(WRITTEN INSTRUCTION)
Repeat the material below exactly, line for line.

* Begin *

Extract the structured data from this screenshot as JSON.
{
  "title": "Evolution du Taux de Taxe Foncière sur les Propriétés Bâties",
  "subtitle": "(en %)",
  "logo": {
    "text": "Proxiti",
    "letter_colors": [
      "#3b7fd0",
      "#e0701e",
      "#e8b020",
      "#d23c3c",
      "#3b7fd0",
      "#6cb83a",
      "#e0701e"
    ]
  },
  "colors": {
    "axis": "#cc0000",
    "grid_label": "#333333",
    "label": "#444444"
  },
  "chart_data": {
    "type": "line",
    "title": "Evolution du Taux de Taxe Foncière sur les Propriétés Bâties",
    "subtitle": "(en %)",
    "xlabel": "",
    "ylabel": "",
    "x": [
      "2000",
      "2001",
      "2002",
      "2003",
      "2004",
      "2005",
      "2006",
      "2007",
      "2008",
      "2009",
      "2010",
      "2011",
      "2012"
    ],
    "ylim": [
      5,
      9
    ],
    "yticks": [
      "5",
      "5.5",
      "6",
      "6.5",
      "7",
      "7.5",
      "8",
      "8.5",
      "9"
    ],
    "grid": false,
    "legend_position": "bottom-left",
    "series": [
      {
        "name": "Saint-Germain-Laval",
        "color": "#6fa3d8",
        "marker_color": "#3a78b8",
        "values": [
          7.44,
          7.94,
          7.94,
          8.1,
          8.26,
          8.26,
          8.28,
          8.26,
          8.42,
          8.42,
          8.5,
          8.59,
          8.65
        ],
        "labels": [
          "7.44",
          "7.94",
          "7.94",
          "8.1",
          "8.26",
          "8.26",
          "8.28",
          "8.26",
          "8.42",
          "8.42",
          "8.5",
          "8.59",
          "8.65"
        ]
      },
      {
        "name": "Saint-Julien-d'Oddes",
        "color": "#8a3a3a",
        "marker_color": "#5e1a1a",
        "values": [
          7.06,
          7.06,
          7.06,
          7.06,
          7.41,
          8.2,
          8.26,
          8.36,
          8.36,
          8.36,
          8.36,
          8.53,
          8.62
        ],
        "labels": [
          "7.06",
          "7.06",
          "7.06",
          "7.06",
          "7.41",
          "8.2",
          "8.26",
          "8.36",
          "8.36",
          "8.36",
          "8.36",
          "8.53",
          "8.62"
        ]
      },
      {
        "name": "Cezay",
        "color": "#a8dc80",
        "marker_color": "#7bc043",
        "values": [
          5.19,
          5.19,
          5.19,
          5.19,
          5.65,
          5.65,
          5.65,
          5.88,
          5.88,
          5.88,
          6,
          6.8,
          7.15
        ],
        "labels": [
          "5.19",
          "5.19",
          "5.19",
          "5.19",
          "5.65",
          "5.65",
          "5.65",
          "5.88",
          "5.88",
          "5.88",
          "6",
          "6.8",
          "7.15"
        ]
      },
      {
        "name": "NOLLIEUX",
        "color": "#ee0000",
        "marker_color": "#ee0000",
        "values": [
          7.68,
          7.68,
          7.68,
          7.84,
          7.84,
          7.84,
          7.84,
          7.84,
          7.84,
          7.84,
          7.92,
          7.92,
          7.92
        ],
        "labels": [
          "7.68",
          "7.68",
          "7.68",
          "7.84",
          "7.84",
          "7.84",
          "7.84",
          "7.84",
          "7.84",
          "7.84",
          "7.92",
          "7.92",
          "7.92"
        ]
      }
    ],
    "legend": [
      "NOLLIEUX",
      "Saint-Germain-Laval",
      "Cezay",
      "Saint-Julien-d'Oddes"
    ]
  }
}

* End *

(CORRECT ANSWER)
Extract the structured data from this screenshot as JSON.
{
  "title": "Evolution du Taux de Taxe Foncière sur les Propriétés Bâties",
  "subtitle": "(en %)",
  "logo": {
    "text": "Proxiti",
    "letter_colors": [
      "#3b7fd0",
      "#e0701e",
      "#e8b020",
      "#d23c3c",
      "#3b7fd0",
      "#6cb83a",
      "#e0701e"
    ]
  },
  "colors": {
    "axis": "#cc0000",
    "grid_label": "#333333",
    "label": "#444444"
  },
  "chart_data": {
    "type": "line",
    "title": "Evolution du Taux de Taxe Foncière sur les Propriétés Bâties",
    "subtitle": "(en %)",
    "xlabel": "",
    "ylabel": "",
    "x": [
      "2000",
      "2001",
      "2002",
      "2003",
      "2004",
      "2005",
      "2006",
      "2007",
      "2008",
      "2009",
      "2010",
      "2011",
      "2012"
    ],
    "ylim": [
      5,
      9
    ],
    "yticks": [
      "5",
      "5.5",
      "6",
      "6.5",
      "7",
      "7.5",
      "8",
      "8.5",
      "9"
    ],
    "grid": false,
    "legend_position": "bottom-left",
    "series": [
      {
        "name": "Saint-Germain-Laval",
        "color": "#6fa3d8",
        "marker_color": "#3a78b8",
        "values": [
          7.44,
          7.94,
          7.94,
          8.1,
          8.26,
          8.26,
          8.28,
          8.26,
          8.42,
          8.42,
          8.5,
          8.59,
          8.65
        ],
        "labels": [
          "7.44",
          "7.94",
          "7.94",
          "8.1",
          "8.26",
          "8.26",
          "8.28",
          "8.26",
          "8.42",
          "8.42",
          "8.5",
          "8.59",
          "8.65"
        ]
      },
      {
        "name": "Saint-Julien-d'Oddes",
        "color": "#8a3a3a",
        "marker_color": "#5e1a1a",
        "values": [
          7.06,
          7.06,
          7.06,
          7.06,
          7.41,
          8.2,
          8.26,
          8.36,
          8.36,
          8.36,
          8.36,
          8.53,
          8.62
        ],
        "labels": [
          "7.06",
          "7.06",
          "7.06",
          "7.06",
          "7.41",
          "8.2",
          "8.26",
          "8.36",
          "8.36",
          "8.36",
          "8.36",
          "8.53",
          "8.62"
        ]
      },
      {
        "name": "Cezay",
        "color": "#a8dc80",
        "marker_color": "#7bc043",
        "values": [
          5.19,
          5.19,
          5.19,
          5.19,
          5.65,
          5.65,
          5.65,
          5.88,
          5.88,
          5.88,
          6,
          6.8,
          7.15
        ],
        "labels": [
          "5.19",
          "5.19",
          "5.19",
          "5.19",
          "5.65",
          "5.65",
          "5.65",
          "5.88",
          "5.88",
          "5.88",
          "6",
          "6.8",
          "7.15"
        ]
      },
      {
        "name": "NOLLIEUX",
        "color": "#ee0000",
        "marker_color": "#ee0000",
        "values": [
          7.68,
          7.68,
          7.68,
          7.84,
          7.84,
          7.84,
          7.84,
          7.84,
          7.84,
          7.84,
          7.92,
          7.92,
          7.92
        ],
        "labels": [
          "7.68",
          "7.68",
          "7.68",
          "7.84",
          "7.84",
          "7.84",
          "7.84",
          "7.84",
          "7.84",
          "7.84",
          "7.92",
          "7.92",
          "7.92"
        ]
      }
    ],
    "legend": [
      "NOLLIEUX",
      "Saint-Germain-Laval",
      "Cezay",
      "Saint-Julien-d'Oddes"
    ]
  }
}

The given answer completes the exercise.